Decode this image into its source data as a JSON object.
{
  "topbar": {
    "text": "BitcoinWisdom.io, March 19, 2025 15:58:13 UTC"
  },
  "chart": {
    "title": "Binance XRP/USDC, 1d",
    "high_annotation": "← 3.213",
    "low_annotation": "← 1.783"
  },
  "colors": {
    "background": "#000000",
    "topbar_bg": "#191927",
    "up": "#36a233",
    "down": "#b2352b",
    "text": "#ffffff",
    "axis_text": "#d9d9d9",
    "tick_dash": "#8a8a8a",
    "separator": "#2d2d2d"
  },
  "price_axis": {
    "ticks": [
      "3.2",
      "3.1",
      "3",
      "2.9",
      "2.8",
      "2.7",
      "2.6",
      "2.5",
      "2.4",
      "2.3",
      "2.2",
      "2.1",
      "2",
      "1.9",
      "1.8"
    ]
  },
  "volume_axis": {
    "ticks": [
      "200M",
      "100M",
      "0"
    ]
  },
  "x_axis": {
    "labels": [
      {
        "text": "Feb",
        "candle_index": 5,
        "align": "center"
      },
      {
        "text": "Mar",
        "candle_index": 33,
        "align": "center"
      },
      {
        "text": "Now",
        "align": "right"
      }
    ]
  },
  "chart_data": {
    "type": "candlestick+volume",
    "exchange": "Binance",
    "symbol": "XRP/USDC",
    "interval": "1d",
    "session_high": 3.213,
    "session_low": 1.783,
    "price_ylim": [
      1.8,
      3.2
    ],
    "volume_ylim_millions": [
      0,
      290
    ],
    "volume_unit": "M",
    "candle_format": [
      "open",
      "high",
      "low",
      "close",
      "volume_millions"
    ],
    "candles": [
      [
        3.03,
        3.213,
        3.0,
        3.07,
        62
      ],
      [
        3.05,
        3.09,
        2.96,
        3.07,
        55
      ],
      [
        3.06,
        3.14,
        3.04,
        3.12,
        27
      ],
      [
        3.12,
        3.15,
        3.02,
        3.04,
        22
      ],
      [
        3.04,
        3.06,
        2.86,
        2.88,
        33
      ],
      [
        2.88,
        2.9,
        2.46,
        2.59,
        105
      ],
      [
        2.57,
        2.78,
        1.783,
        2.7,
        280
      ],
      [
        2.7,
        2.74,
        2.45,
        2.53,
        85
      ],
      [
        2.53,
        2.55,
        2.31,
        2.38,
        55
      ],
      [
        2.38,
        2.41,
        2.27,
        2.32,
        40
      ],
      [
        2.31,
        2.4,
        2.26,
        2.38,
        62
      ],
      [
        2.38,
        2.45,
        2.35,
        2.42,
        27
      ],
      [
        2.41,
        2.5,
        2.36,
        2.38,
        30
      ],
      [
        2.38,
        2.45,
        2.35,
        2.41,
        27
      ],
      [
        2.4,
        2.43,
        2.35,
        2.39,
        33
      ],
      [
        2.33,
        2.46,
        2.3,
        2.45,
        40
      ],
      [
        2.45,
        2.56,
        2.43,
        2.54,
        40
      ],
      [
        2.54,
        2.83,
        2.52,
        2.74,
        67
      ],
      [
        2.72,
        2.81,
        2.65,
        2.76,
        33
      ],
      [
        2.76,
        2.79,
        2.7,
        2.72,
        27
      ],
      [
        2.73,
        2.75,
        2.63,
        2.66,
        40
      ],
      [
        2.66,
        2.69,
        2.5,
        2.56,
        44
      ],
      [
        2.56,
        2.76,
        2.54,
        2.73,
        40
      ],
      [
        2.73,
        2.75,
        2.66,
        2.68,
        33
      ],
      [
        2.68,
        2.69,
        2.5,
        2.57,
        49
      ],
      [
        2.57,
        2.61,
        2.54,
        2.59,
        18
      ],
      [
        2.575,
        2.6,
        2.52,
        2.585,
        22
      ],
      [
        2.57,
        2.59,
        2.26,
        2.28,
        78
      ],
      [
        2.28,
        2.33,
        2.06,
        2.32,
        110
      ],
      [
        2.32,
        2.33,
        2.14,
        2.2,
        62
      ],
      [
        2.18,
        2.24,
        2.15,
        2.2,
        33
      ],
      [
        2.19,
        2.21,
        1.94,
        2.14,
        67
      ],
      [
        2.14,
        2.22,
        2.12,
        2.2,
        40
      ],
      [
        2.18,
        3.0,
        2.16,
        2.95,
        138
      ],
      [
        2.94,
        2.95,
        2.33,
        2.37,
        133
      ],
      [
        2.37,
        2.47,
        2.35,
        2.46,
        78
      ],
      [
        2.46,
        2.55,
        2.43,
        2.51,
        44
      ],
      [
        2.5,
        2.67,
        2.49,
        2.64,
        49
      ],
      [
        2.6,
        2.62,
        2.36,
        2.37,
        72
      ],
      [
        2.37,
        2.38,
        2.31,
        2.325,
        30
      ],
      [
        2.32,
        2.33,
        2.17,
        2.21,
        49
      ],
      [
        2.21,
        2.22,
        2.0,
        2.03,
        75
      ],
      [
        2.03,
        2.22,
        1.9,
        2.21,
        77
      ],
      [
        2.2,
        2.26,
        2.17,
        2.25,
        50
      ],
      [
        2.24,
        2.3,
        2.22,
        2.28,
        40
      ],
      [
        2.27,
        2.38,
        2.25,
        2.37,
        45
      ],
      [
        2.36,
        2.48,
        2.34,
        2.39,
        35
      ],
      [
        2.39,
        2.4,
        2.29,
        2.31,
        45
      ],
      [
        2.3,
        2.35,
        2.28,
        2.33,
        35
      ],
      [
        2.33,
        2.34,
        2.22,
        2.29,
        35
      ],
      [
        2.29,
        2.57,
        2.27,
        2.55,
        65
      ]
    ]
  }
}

###

- **Aim**
Write out the entries in full, exactly as given.

- **Exercise result**
Decode this image into its source data as a JSON object.
{
  "topbar": {
    "text": "BitcoinWisdom.io, March 19, 2025 15:58:13 UTC"
  },
  "chart": {
    "title": "Binance XRP/USDC, 1d",
    "high_annotation": "← 3.213",
    "low_annotation": "← 1.783"
  },
  "colors": {
    "background": "#000000",
    "topbar_bg": "#191927",
    "up": "#36a233",
    "down": "#b2352b",
    "text": "#ffffff",
    "axis_text": "#d9d9d9",
    "tick_dash": "#8a8a8a",
    "separator": "#2d2d2d"
  },
  "price_axis": {
    "ticks": [
      "3.2",
      "3.1",
      "3",
      "2.9",
      "2.8",
      "2.7",
      "2.6",
      "2.5",
      "2.4",
      "2.3",
      "2.2",
      "2.1",
      "2",
      "1.9",
      "1.8"
    ]
  },
  "volume_axis": {
    "ticks": [
      "200M",
      "100M",
      "0"
    ]
  },
  "x_axis": {
    "labels": [
      {
        "text": "Feb",
        "candle_index": 5,
        "align": "center"
      },
      {
        "text": "Mar",
        "candle_index": 33,
        "align": "center"
      },
      {
        "text": "Now",
        "align": "right"
      }
    ]
  },
  "chart_data": {
    "type": "candlestick+volume",
    "exchange": "Binance",
    "symbol": "XRP/USDC",
    "interval": "1d",
    "session_high": 3.213,
    "session_low": 1.783,
    "price_ylim": [
      1.8,
      3.2
    ],
    "volume_ylim_millions": [
      0,
      290
    ],
    "volume_unit": "M",
    "candle_format": [
      "open",
      "high",
      "low",
      "close",
      "volume_millions"
    ],
    "candles": [
      [
        3.03,
        3.213,
        3.0,
        3.07,
        62
      ],
      [
        3.05,
        3.09,
        2.96,
        3.07,
        55
      ],
      [
        3.06,
        3.14,
        3.04,
        3.12,
        27
      ],
      [
        3.12,
        3.15,
        3.02,
        3.04,
        22
      ],
      [
        3.04,
        3.06,
        2.86,
        2.88,
        33
      ],
      [
        2.88,
        2.9,
        2.46,
        2.59,
        105
      ],
      [
        2.57,
        2.78,
        1.783,
        2.7,
        280
      ],
      [
        2.7,
        2.74,
        2.45,
        2.53,
        85
      ],
      [
        2.53,
        2.55,
        2.31,
        2.38,
        55
      ],
      [
        2.38,
        2.41,
        2.27,
        2.32,
        40
      ],
      [
        2.31,
        2.4,
        2.26,
        2.38,
        62
      ],
      [
        2.38,
        2.45,
        2.35,
        2.42,
        27
      ],
      [
        2.41,
        2.5,
        2.36,
        2.38,
        30
      ],
      [
        2.38,
        2.45,
        2.35,
        2.41,
        27
      ],
      [
        2.4,
        2.43,
        2.35,
        2.39,
        33
      ],
      [
        2.33,
        2.46,
        2.3,
        2.45,
        40
      ],
      [
        2.45,
        2.56,
        2.43,
        2.54,
        40
      ],
      [
        2.54,
        2.83,
        2.52,
        2.74,
        67
      ],
      [
        2.72,
        2.81,
        2.65,
        2.76,
        33
      ],
      [
        2.76,
        2.79,
        2.7,
        2.72,
        27
      ],
      [
        2.73,
        2.75,
        2.63,
        2.66,
        40
      ],
      [
        2.66,
        2.69,
        2.5,
        2.56,
        44
      ],
      [
        2.56,
        2.76,
        2.54,
        2.73,
        40
      ],
      [
        2.73,
        2.75,
        2.66,
        2.68,
        33
      ],
      [
        2.68,
        2.69,
        2.5,
        2.57,
        49
      ],
      [
        2.57,
        2.61,
        2.54,
        2.59,
        18
      ],
      [
        2.575,
        2.6,
        2.52,
        2.585,
        22
      ],
      [
        2.57,
        2.59,
        2.26,
        2.28,
        78
      ],
      [
        2.28,
        2.33,
        2.06,
        2.32,
        110
      ],
      [
        2.32,
        2.33,
        2.14,
        2.2,
        62
      ],
      [
        2.18,
        2.24,
        2.15,
        2.2,
        33
      ],
      [
        2.19,
        2.21,
        1.94,
        2.14,
        67
      ],
      [
        2.14,
        2.22,
        2.12,
        2.2,
        40
      ],
      [
        2.18,
        3.0,
        2.16,
        2.95,
        138
      ],
      [
        2.94,
        2.95,
        2.33,
        2.37,
        133
      ],
      [
        2.37,
        2.47,
        2.35,
        2.46,
        78
      ],
      [
        2.46,
        2.55,
        2.43,
        2.51,
        44
      ],
      [
        2.5,
        2.67,
        2.49,
        2.64,
        49
      ],
      [
        2.6,
        2.62,
        2.36,
        2.37,
        72
      ],
      [
        2.37,
        2.38,
        2.31,
        2.325,
        30
      ],
      [
        2.32,
        2.33,
        2.17,
        2.21,
        49
      ],
      [
        2.21,
        2.22,
        2.0,
        2.03,
        75
      ],
      [
        2.03,
        2.22,
        1.9,
        2.21,
        77
      ],
      [
        2.2,
        2.26,
        2.17,
        2.25,
        50
      ],
      [
        2.24,
        2.3,
        2.22,
        2.28,
        40
      ],
      [
        2.27,
        2.38,
        2.25,
        2.37,
        45
      ],
      [
        2.36,
        2.48,
        2.34,
        2.39,
        35
      ],
      [
        2.39,
        2.4,
        2.29,
        2.31,
        45
      ],
      [
        2.3,
        2.35,
        2.28,
        2.33,
        35
      ],
      [
        2.33,
        2.34,
        2.22,
        2.29,
        35
      ],
      [
        2.29,
        2.57,
        2.27,
        2.55,
        65
      ]
    ]
  }
}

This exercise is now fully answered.